Entries from a dataset
** START **

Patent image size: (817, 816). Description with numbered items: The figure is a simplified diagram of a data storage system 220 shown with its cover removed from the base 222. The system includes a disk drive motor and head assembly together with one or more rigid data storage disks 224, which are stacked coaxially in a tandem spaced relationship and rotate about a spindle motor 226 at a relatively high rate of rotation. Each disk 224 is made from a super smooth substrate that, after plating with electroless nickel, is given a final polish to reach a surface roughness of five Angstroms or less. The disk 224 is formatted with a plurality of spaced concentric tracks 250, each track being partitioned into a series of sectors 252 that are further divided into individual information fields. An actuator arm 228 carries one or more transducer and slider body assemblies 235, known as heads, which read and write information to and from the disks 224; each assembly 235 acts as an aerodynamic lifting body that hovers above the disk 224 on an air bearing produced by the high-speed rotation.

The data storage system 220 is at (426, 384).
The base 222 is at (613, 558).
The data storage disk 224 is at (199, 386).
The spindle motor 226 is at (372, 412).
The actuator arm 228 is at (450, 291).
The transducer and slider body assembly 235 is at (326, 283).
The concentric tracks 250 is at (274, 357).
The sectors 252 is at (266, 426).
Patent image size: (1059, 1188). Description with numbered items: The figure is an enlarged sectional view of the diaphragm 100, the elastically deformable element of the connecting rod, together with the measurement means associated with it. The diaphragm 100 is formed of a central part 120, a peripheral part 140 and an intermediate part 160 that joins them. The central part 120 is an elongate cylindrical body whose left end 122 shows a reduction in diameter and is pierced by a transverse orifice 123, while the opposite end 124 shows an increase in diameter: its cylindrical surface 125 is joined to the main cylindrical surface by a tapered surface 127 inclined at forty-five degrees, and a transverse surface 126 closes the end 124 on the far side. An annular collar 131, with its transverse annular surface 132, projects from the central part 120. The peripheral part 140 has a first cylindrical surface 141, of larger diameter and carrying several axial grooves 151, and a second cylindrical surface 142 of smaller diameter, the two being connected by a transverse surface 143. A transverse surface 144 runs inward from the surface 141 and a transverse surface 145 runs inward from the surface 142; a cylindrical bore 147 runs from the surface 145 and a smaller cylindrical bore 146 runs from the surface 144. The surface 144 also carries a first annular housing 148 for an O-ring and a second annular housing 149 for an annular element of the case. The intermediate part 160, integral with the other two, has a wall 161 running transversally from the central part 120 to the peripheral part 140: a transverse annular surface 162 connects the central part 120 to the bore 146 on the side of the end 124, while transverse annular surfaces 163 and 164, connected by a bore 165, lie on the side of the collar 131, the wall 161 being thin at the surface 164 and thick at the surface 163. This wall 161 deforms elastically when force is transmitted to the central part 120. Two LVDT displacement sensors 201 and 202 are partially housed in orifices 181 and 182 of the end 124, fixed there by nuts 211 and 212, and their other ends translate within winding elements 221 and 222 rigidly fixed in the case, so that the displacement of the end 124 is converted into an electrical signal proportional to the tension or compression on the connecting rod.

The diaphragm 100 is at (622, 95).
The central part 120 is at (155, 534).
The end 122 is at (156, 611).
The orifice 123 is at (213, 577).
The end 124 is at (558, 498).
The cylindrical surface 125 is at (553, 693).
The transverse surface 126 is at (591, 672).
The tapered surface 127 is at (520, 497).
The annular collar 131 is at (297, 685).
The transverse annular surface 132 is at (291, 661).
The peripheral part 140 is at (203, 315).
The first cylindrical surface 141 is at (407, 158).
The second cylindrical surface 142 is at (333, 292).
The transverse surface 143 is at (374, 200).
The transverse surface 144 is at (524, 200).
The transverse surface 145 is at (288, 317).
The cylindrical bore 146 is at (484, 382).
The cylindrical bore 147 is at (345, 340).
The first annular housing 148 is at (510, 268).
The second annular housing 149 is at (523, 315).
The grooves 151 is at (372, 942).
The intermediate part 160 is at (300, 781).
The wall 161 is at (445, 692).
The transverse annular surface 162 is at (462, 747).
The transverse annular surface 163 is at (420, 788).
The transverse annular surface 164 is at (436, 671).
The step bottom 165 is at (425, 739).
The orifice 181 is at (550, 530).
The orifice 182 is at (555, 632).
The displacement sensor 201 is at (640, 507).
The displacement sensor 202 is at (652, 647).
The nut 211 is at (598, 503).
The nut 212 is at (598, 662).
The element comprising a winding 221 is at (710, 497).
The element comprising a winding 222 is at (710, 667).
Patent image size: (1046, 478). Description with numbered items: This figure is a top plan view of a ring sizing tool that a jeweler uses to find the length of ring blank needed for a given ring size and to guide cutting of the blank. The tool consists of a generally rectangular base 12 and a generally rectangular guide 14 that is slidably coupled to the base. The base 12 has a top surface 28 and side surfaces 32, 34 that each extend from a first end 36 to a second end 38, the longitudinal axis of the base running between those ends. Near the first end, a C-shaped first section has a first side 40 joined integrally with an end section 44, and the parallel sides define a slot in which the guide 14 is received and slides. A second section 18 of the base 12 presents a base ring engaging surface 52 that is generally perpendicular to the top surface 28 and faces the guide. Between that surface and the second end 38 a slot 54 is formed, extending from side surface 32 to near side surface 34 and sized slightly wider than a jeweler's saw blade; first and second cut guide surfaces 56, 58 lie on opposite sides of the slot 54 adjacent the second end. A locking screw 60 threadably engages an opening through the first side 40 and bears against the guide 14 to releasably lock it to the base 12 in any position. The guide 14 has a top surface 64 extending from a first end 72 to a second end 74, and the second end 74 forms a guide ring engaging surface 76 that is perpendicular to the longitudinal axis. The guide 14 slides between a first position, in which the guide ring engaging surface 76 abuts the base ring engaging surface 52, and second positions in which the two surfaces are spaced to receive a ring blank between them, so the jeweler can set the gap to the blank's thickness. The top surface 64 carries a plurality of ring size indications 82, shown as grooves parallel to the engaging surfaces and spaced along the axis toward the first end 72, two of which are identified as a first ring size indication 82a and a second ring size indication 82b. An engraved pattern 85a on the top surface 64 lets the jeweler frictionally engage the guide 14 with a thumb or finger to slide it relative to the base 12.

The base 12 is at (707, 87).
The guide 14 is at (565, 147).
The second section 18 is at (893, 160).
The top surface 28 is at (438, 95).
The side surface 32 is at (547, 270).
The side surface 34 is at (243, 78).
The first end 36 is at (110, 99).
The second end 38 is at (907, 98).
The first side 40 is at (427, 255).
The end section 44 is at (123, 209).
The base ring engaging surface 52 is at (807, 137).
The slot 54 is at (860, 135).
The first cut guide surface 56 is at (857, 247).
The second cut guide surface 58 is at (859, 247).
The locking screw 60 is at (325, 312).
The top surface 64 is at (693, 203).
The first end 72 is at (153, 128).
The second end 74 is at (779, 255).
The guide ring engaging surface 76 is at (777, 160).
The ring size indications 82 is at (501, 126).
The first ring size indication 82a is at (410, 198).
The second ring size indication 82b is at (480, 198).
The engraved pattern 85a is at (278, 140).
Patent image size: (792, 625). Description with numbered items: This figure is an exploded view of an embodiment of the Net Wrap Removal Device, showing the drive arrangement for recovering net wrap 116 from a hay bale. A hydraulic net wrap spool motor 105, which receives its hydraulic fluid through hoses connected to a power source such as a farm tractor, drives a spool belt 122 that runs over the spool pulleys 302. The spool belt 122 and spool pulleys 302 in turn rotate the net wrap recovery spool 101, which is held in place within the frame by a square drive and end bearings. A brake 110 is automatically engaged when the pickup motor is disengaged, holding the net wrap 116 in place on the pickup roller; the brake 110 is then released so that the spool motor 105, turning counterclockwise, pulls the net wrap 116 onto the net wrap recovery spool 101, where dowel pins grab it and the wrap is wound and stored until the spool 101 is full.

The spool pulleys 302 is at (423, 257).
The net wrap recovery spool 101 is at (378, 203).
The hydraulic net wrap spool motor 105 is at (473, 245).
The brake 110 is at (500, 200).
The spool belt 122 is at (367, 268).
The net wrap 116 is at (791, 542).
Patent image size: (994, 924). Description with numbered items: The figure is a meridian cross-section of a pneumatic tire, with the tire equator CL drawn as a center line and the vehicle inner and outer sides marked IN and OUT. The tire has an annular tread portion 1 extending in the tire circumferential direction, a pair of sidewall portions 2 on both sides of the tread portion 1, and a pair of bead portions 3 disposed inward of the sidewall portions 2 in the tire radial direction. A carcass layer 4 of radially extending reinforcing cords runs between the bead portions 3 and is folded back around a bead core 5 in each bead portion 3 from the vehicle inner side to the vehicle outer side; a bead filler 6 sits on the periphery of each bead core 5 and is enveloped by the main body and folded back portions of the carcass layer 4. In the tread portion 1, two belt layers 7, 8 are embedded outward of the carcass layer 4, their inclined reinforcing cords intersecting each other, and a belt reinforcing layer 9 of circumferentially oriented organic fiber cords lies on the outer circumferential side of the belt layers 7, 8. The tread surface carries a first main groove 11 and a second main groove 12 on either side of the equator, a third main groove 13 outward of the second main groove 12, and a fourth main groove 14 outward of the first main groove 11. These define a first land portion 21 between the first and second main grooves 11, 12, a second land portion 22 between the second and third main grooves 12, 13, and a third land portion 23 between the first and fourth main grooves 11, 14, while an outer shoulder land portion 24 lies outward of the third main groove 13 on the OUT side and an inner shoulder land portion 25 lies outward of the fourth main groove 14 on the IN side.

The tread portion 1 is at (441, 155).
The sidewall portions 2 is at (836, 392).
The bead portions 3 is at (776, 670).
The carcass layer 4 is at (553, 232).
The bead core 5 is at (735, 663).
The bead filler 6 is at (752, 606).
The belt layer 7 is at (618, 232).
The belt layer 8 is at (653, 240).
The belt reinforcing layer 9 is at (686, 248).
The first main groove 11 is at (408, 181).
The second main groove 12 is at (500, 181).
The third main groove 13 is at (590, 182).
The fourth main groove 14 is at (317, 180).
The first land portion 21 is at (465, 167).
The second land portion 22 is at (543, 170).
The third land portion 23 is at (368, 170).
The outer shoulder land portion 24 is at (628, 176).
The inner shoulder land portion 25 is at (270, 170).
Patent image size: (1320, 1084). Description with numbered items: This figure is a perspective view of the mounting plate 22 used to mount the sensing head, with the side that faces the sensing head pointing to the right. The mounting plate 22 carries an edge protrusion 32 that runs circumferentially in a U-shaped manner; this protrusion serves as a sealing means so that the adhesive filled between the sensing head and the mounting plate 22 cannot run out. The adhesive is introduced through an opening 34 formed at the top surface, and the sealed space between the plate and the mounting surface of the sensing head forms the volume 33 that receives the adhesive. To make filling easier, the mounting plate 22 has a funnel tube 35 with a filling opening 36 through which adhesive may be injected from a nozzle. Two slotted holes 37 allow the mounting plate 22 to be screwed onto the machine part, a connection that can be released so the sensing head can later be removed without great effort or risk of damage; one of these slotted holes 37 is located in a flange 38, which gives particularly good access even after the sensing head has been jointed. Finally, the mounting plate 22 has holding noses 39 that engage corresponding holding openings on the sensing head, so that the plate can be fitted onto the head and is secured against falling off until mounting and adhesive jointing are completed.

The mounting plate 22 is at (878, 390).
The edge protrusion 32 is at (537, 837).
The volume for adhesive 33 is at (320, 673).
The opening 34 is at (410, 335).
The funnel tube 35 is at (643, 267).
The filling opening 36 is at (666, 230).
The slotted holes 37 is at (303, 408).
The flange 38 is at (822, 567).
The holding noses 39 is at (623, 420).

** END **

— Work to be completed —
Copy out the rows above, starting with the line that contains "Patent image size: (1320, 1084)." and continuing through the end of the rows.

— Solution to the exercise —
Patent image size: (1320, 1084). Description with numbered items: This figure is a perspective view of the mounting plate 22 used to mount the sensing head, with the side that faces the sensing head pointing to the right. The mounting plate 22 carries an edge protrusion 32 that runs circumferentially in a U-shaped manner; this protrusion serves as a sealing means so that the adhesive filled between the sensing head and the mounting plate 22 cannot run out. The adhesive is introduced through an opening 34 formed at the top surface, and the sealed space between the plate and the mounting surface of the sensing head forms the volume 33 that receives the adhesive. To make filling easier, the mounting plate 22 has a funnel tube 35 with a filling opening 36 through which adhesive may be injected from a nozzle. Two slotted holes 37 allow the mounting plate 22 to be screwed onto the machine part, a connection that can be released so the sensing head can later be removed without great effort or risk of damage; one of these slotted holes 37 is located in a flange 38, which gives particularly good access even after the sensing head has been jointed. Finally, the mounting plate 22 has holding noses 39 that engage corresponding holding openings on the sensing head, so that the plate can be fitted onto the head and is secured against falling off until mounting and adhesive jointing are completed.

The mounting plate 22 is at (878, 390).
The edge protrusion 32 is at (537, 837).
The volume for adhesive 33 is at (320, 673).
The opening 34 is at (410, 335).
The funnel tube 35 is at (643, 267).
The filling opening 36 is at (666, 230).
The slotted holes 37 is at (303, 408).
The flange 38 is at (822, 567).
The holding noses 39 is at (623, 420).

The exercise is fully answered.